_Required work_
Search the listing for "progress" and copy every line where it appears.

_Dataset entries on figures_

-----

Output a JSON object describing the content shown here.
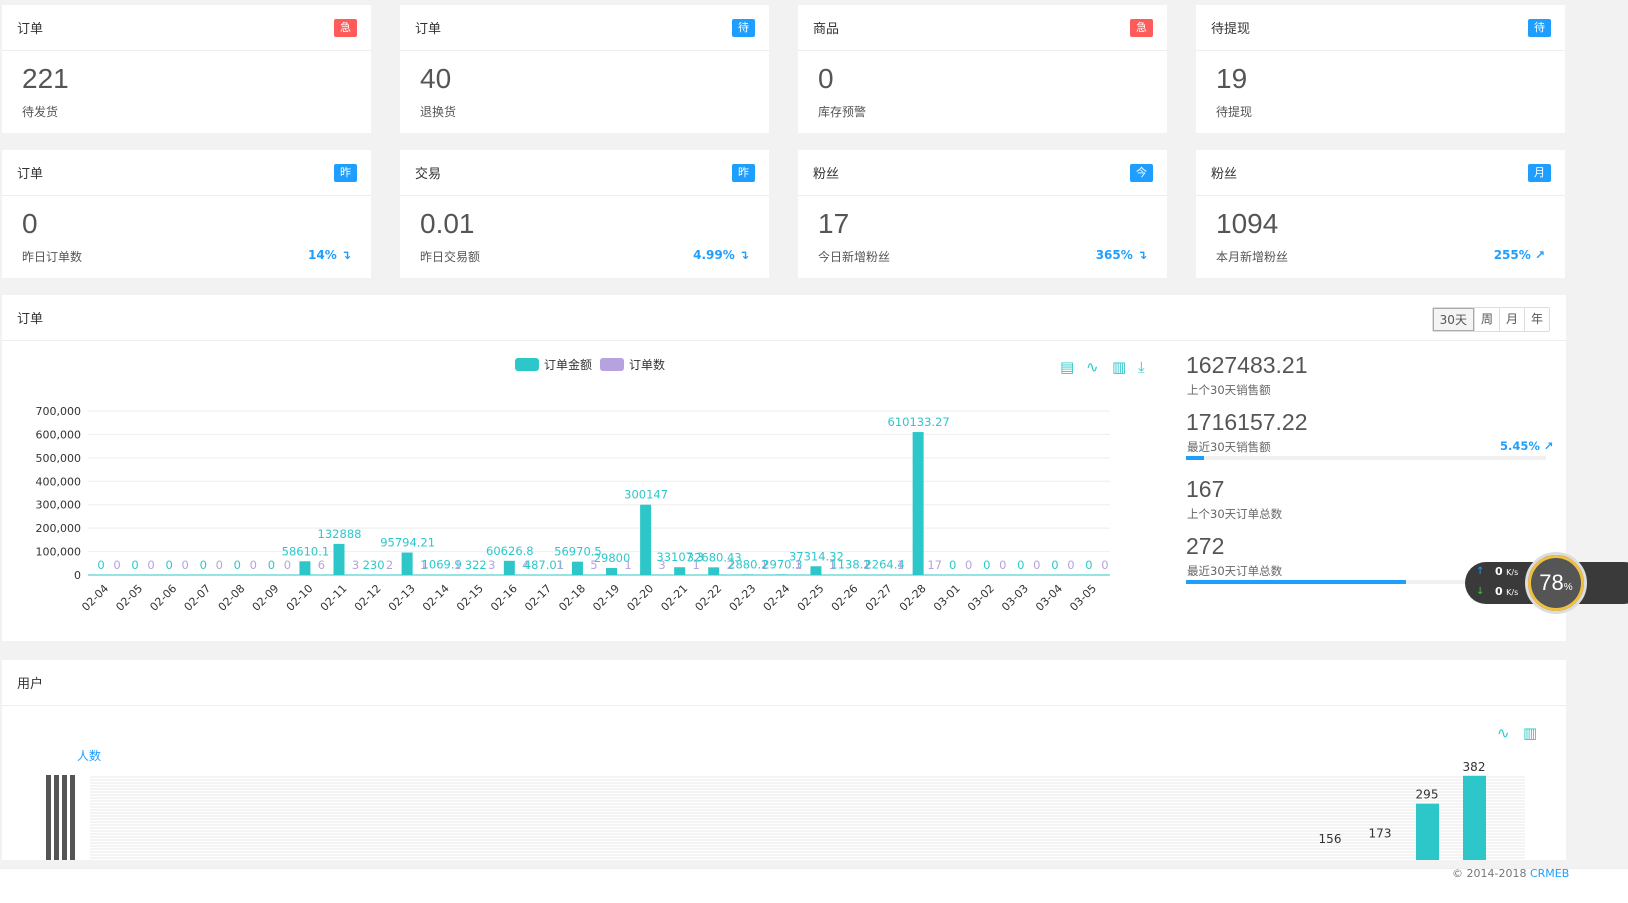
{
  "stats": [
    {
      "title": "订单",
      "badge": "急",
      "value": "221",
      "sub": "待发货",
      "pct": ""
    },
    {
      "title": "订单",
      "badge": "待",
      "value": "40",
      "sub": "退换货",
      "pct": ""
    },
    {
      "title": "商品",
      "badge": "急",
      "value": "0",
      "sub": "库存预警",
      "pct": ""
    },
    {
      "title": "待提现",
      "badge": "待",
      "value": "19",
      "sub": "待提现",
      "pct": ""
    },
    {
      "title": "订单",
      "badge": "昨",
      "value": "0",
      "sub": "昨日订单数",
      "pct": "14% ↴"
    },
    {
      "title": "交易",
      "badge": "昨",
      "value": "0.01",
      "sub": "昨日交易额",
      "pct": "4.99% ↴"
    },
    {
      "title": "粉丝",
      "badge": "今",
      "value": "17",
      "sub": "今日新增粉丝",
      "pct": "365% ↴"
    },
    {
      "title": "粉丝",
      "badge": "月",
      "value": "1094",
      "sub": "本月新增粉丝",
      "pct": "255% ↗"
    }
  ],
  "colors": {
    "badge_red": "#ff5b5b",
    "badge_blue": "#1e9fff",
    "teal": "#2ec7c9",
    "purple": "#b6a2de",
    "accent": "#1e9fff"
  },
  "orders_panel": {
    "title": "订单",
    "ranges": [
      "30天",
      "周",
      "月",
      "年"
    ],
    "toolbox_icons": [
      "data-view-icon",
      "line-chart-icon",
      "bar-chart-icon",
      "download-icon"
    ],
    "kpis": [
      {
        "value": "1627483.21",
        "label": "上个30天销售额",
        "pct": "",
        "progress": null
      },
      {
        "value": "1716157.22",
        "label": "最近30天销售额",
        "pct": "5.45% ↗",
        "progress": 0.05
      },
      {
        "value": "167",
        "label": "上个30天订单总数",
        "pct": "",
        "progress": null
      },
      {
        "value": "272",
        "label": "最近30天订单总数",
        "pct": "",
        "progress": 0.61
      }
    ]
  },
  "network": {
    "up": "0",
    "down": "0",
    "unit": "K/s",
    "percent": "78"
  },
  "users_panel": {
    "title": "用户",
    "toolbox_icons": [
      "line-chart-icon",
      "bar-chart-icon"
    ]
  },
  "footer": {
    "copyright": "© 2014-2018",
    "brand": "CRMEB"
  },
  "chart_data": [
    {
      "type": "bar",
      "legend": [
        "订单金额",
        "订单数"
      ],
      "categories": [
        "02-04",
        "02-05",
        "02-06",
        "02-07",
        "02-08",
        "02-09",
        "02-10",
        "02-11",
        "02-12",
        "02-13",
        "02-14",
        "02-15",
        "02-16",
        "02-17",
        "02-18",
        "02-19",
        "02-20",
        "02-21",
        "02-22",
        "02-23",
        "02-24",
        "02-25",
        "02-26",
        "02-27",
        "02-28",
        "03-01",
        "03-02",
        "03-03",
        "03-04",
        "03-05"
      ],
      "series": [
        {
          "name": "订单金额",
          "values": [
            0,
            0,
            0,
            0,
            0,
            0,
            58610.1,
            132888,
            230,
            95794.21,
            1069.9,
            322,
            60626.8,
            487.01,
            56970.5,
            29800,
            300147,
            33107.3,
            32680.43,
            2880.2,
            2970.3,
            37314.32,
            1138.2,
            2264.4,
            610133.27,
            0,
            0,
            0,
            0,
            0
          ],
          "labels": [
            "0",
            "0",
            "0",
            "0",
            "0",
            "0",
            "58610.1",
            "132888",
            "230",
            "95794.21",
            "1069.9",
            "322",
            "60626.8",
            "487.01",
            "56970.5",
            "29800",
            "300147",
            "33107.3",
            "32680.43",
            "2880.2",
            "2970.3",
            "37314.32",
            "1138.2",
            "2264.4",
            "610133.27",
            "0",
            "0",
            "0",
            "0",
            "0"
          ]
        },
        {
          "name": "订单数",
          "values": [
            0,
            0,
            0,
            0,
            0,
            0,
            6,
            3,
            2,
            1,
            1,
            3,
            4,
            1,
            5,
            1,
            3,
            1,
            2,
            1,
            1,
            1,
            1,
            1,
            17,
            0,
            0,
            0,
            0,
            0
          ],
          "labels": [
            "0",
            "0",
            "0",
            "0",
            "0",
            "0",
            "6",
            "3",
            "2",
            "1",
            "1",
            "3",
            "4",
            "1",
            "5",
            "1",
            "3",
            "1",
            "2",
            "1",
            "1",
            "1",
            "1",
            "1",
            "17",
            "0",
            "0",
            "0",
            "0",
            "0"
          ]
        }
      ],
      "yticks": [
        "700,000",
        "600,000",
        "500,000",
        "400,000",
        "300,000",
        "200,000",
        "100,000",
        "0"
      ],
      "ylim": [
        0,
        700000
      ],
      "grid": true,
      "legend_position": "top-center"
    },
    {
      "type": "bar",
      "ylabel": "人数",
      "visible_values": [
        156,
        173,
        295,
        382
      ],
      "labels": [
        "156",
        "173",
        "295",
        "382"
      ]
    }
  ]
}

-----

_Correct result_
        "progress": null
        "progress": 0.05
        "progress": null
        "progress": 0.61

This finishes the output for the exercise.